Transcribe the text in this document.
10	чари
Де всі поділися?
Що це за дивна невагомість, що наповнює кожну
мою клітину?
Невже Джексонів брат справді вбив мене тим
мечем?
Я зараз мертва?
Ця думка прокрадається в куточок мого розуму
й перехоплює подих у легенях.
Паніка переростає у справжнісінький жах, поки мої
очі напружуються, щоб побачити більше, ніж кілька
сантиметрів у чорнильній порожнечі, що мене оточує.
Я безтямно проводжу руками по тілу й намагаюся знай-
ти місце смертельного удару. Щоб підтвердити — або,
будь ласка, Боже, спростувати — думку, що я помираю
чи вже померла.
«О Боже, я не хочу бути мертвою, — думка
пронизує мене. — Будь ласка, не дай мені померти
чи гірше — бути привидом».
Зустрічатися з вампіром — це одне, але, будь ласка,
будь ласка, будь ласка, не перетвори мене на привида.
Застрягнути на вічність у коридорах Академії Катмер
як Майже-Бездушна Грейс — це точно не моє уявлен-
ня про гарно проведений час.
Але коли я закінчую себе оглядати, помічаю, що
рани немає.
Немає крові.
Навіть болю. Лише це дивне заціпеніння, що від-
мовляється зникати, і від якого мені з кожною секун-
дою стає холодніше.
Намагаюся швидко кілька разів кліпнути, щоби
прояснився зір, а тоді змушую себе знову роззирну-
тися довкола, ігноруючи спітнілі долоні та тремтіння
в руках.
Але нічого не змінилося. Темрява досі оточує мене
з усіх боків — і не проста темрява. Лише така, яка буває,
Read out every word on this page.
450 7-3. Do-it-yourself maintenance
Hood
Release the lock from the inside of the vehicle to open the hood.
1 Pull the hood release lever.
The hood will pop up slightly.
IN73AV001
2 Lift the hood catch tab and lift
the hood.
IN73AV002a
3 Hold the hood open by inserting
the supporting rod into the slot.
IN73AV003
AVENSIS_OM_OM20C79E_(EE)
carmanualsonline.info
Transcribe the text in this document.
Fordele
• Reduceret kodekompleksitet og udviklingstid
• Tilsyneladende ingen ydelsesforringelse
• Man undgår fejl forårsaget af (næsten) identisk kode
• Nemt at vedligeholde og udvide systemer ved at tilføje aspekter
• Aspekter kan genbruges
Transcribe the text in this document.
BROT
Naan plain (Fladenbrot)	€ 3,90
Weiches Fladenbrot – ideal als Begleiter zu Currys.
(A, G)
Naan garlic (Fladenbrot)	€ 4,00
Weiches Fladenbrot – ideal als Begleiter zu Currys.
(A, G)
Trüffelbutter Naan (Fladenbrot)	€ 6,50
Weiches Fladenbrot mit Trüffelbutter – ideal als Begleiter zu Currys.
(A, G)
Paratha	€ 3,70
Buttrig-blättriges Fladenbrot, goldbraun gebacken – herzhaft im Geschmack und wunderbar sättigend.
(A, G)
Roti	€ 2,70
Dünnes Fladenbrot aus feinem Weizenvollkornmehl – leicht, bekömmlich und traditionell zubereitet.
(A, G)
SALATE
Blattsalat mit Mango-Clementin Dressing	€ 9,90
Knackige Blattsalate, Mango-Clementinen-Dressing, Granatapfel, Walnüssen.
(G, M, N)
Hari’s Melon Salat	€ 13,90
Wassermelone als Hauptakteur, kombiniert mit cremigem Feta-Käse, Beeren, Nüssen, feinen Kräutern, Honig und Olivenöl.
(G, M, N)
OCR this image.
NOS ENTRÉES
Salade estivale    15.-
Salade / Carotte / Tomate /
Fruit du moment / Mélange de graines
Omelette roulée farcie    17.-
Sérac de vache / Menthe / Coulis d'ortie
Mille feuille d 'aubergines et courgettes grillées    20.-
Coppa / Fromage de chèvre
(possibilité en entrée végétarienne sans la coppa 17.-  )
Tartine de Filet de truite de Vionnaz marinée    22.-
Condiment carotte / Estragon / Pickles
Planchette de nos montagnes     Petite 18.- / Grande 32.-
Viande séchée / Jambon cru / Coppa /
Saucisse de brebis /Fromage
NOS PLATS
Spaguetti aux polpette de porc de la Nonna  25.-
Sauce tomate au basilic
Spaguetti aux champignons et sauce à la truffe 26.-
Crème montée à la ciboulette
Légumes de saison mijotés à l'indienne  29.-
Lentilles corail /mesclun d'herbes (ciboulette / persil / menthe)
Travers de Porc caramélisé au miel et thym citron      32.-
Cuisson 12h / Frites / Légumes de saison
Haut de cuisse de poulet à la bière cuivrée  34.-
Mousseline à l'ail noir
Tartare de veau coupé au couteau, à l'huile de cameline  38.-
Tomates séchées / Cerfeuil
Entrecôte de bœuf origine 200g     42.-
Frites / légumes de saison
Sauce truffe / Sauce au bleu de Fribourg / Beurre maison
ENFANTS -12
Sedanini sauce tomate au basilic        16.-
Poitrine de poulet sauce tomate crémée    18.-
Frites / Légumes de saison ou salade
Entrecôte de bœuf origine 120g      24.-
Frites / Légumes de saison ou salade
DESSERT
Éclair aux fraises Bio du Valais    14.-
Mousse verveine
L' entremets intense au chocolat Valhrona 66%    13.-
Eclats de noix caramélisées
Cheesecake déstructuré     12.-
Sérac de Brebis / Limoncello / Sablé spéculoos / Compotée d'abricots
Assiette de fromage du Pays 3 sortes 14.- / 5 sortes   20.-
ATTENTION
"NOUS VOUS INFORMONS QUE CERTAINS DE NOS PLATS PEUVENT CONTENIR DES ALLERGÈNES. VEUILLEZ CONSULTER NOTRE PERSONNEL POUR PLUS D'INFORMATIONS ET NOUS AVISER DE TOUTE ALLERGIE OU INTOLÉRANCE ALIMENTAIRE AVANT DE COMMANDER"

^^^^^^^^^^^^^^^^

__Exercise directions__
Find all lines where the word "Spaguetti" appears. Copy them.

__Result of the exercise__
Spaguetti aux polpette de porc de la Nonna  25.-
Spaguetti aux champignons et sauce à la truffe 26.-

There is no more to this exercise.